▶ [PROBLEM]
Your task is to copy every line of the records below that contains "JSON".

[Data entries]
----------

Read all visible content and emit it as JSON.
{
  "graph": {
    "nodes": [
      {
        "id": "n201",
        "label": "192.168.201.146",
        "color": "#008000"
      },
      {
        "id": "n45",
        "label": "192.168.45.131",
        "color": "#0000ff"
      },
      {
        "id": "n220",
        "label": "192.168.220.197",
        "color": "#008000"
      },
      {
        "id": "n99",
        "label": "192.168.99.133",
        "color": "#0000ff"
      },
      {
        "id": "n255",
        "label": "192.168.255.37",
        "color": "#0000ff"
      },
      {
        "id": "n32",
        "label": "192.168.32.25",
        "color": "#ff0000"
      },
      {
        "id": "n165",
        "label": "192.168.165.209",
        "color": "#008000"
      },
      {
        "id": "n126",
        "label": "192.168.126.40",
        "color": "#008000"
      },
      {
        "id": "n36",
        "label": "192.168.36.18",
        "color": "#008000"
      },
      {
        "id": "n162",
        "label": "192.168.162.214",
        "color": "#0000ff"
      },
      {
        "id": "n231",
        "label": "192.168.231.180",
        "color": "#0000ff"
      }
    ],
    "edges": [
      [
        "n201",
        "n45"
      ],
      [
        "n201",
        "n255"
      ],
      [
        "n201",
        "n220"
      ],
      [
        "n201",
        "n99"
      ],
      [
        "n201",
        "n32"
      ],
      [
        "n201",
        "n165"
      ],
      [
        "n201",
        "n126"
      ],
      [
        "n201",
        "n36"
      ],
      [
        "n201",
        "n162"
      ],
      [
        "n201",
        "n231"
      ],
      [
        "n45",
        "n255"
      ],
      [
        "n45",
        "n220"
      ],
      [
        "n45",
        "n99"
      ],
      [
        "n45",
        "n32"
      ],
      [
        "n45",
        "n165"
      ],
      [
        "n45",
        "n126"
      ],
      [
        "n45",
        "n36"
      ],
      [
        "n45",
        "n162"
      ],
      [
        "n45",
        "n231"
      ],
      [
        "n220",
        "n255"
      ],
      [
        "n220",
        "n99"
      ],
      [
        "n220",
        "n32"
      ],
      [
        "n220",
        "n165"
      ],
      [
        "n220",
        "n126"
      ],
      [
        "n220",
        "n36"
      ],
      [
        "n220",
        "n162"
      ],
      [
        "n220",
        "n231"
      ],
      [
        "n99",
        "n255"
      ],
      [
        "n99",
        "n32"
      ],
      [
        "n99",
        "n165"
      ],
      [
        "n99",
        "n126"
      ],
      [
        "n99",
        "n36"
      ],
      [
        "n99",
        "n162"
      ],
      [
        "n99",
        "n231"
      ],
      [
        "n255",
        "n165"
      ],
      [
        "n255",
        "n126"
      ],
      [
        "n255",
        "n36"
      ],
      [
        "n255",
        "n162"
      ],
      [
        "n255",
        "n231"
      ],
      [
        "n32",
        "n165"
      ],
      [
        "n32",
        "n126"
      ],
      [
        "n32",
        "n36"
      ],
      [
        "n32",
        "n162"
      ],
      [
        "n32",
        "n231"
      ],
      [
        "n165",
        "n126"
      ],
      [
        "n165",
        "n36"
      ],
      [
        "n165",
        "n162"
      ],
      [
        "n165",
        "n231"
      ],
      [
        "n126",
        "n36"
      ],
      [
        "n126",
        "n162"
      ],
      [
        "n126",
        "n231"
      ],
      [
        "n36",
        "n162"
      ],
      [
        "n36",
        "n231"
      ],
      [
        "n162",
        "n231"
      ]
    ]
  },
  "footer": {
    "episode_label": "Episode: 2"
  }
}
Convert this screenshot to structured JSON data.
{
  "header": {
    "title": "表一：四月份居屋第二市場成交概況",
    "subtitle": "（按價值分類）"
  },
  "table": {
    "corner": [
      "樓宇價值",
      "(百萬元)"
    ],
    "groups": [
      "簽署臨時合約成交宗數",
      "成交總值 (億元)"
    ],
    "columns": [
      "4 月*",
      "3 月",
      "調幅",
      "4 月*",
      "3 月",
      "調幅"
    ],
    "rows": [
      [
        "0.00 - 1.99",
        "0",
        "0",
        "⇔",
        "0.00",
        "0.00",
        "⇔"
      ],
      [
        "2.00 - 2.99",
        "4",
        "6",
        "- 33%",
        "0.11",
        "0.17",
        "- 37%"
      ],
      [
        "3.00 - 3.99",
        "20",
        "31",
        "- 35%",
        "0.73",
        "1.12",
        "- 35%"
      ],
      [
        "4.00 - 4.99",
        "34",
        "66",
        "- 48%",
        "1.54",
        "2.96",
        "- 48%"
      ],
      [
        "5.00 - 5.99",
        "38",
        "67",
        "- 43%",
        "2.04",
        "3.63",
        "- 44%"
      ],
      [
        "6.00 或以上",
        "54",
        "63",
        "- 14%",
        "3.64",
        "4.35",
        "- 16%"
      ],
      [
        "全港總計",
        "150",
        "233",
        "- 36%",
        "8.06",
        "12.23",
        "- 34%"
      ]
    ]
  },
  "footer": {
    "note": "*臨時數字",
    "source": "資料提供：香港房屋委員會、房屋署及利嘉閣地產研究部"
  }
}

----------

▶ [FULL SOLUTION]
Read all visible content and emit it as JSON.
Convert this screenshot to structured JSON data.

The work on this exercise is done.